Written request - Repeat the data word for word. Do not include the pictures.

Records about charts and figures -
^^^^^^^^
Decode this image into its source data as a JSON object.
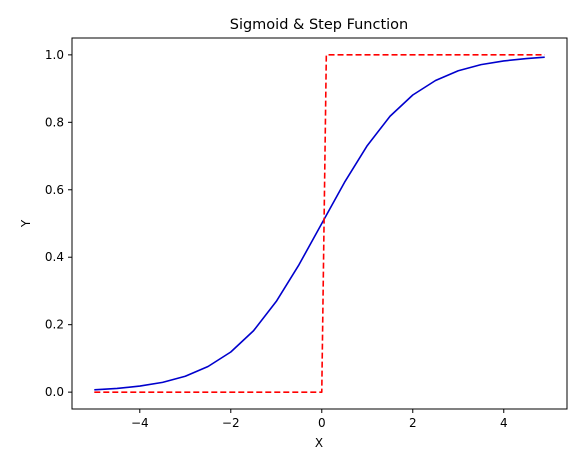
{
  "chart_data": {
    "type": "line",
    "title": "Sigmoid & Step Function",
    "xlabel": "X",
    "ylabel": "Y",
    "xlim": [
      -5.49,
      5.39
    ],
    "ylim": [
      -0.05,
      1.05
    ],
    "xticks": [
      -4,
      -2,
      0,
      2,
      4
    ],
    "yticks": [
      0.0,
      0.2,
      0.4,
      0.6,
      0.8,
      1.0
    ],
    "xtick_labels": [
      "−4",
      "−2",
      "0",
      "2",
      "4"
    ],
    "ytick_labels": [
      "0.0",
      "0.2",
      "0.4",
      "0.6",
      "0.8",
      "1.0"
    ],
    "grid": false,
    "series": [
      {
        "color": "#0000cd",
        "style": "solid",
        "x": [
          -5.0,
          -4.5,
          -4.0,
          -3.5,
          -3.0,
          -2.5,
          -2.0,
          -1.5,
          -1.0,
          -0.5,
          0.0,
          0.5,
          1.0,
          1.5,
          2.0,
          2.5,
          3.0,
          3.5,
          4.0,
          4.5,
          4.9
        ],
        "y": [
          0.007,
          0.011,
          0.018,
          0.029,
          0.047,
          0.076,
          0.119,
          0.182,
          0.269,
          0.378,
          0.5,
          0.622,
          0.731,
          0.818,
          0.881,
          0.924,
          0.953,
          0.971,
          0.982,
          0.989,
          0.993
        ]
      },
      {
        "color": "#ff0000",
        "style": "dashed",
        "x": [
          -5.0,
          0.0,
          0.1,
          4.9
        ],
        "y": [
          0.0,
          0.0,
          1.0,
          1.0
        ]
      }
    ]
  }
}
^^^^^^^^
Task output -
Decode this image into its source data as a JSON object.
{
  "chart_data": {
    "type": "line",
    "title": "Sigmoid & Step Function",
    "xlabel": "X",
    "ylabel": "Y",
    "xlim": [
      -5.49,
      5.39
    ],
    "ylim": [
      -0.05,
      1.05
    ],
    "xticks": [
      -4,
      -2,
      0,
      2,
      4
    ],
    "yticks": [
      0.0,
      0.2,
      0.4,
      0.6,
      0.8,
      1.0
    ],
    "xtick_labels": [
      "−4",
      "−2",
      "0",
      "2",
      "4"
    ],
    "ytick_labels": [
      "0.0",
      "0.2",
      "0.4",
      "0.6",
      "0.8",
      "1.0"
    ],
    "grid": false,
    "series": [
      {
        "color": "#0000cd",
        "style": "solid",
        "x": [
          -5.0,
          -4.5,
          -4.0,
          -3.5,
          -3.0,
          -2.5,
          -2.0,
          -1.5,
          -1.0,
          -0.5,
          0.0,
          0.5,
          1.0,
          1.5,
          2.0,
          2.5,
          3.0,
          3.5,
          4.0,
          4.5,
          4.9
        ],
        "y": [
          0.007,
          0.011,
          0.018,
          0.029,
          0.047,
          0.076,
          0.119,
          0.182,
          0.269,
          0.378,
          0.5,
          0.622,
          0.731,
          0.818,
          0.881,
          0.924,
          0.953,
          0.971,
          0.982,
          0.989,
          0.993
        ]
      },
      {
        "color": "#ff0000",
        "style": "dashed",
        "x": [
          -5.0,
          0.0,
          0.1,
          4.9
        ],
        "y": [
          0.0,
          0.0,
          1.0,
          1.0
        ]
      }
    ]
  }
}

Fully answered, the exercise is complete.